Exercise: Each line of the data holding "canal" should be found and copied.

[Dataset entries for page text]
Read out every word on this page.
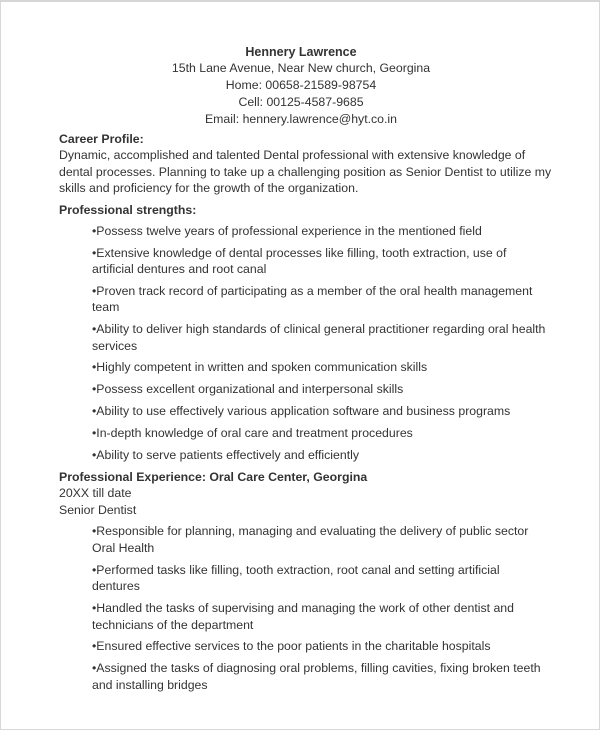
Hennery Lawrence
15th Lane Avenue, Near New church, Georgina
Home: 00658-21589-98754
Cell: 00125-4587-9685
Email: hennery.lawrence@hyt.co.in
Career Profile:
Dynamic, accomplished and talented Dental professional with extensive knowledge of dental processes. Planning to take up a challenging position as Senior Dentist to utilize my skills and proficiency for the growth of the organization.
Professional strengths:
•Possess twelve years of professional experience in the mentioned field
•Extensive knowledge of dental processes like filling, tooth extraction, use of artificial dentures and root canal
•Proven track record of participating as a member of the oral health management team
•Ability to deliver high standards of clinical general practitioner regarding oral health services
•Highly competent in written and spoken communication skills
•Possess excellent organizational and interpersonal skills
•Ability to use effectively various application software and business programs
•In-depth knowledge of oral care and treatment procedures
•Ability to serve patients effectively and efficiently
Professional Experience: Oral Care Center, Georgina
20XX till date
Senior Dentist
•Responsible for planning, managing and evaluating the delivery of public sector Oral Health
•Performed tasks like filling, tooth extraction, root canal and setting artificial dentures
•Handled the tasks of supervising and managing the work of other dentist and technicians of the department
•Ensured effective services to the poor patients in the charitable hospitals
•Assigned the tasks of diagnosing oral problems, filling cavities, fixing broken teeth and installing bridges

Exercise solution:
•Extensive knowledge of dental processes like filling, tooth extraction, use of artificial dentures and root canal
•Performed tasks like filling, tooth extraction, root canal and setting artificial dentures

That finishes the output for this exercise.